A run of records
┌──
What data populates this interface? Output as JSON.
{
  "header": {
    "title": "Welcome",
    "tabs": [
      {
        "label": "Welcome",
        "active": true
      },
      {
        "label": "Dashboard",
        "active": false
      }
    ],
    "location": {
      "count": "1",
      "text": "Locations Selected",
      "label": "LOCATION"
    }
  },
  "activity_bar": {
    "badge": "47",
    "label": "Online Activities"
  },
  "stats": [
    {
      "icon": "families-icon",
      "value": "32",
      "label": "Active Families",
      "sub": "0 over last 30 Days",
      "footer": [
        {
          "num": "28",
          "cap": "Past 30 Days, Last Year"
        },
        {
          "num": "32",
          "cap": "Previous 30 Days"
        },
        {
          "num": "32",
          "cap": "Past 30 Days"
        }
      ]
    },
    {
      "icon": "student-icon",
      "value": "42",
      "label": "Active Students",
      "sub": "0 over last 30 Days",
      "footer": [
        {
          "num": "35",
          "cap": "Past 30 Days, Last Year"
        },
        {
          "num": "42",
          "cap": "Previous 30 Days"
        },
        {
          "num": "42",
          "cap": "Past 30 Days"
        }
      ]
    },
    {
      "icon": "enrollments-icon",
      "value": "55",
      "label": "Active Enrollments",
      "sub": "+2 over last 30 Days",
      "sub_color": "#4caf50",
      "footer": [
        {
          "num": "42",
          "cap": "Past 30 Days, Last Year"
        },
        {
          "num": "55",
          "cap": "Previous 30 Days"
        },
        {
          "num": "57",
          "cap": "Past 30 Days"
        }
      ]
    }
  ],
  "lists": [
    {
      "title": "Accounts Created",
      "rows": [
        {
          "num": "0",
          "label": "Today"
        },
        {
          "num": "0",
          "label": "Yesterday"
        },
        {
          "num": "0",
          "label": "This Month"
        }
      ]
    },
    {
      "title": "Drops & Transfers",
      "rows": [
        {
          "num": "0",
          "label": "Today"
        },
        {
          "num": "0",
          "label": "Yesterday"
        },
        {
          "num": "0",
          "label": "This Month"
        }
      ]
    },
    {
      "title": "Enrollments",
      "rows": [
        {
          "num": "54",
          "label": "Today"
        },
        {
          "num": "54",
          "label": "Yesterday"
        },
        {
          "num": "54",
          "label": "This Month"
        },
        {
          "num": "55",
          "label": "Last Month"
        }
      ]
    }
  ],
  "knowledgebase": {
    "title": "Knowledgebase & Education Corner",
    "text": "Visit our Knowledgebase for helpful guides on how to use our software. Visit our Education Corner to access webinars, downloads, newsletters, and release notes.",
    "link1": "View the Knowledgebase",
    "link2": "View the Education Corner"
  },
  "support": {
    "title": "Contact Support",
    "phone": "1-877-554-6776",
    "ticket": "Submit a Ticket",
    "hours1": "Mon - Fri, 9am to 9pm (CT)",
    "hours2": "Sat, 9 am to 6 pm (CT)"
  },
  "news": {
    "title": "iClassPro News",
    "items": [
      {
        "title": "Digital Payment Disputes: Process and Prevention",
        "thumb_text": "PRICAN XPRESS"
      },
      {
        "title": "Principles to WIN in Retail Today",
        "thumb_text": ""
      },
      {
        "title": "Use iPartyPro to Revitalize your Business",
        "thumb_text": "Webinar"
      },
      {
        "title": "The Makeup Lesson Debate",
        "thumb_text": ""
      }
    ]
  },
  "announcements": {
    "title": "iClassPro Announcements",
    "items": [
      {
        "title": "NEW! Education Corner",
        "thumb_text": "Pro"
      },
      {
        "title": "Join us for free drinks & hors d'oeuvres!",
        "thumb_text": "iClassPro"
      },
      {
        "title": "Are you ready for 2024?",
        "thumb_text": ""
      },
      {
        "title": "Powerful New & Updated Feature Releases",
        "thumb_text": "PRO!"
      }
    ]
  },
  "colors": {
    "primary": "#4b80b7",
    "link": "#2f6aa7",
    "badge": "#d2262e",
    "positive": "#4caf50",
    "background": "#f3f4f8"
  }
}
└──
What you have to do: Find every line that has "View" in it, then return those lines.

Answer for the task:
    "link1": "View the Knowledgebase",
    "link2": "View the Education Corner"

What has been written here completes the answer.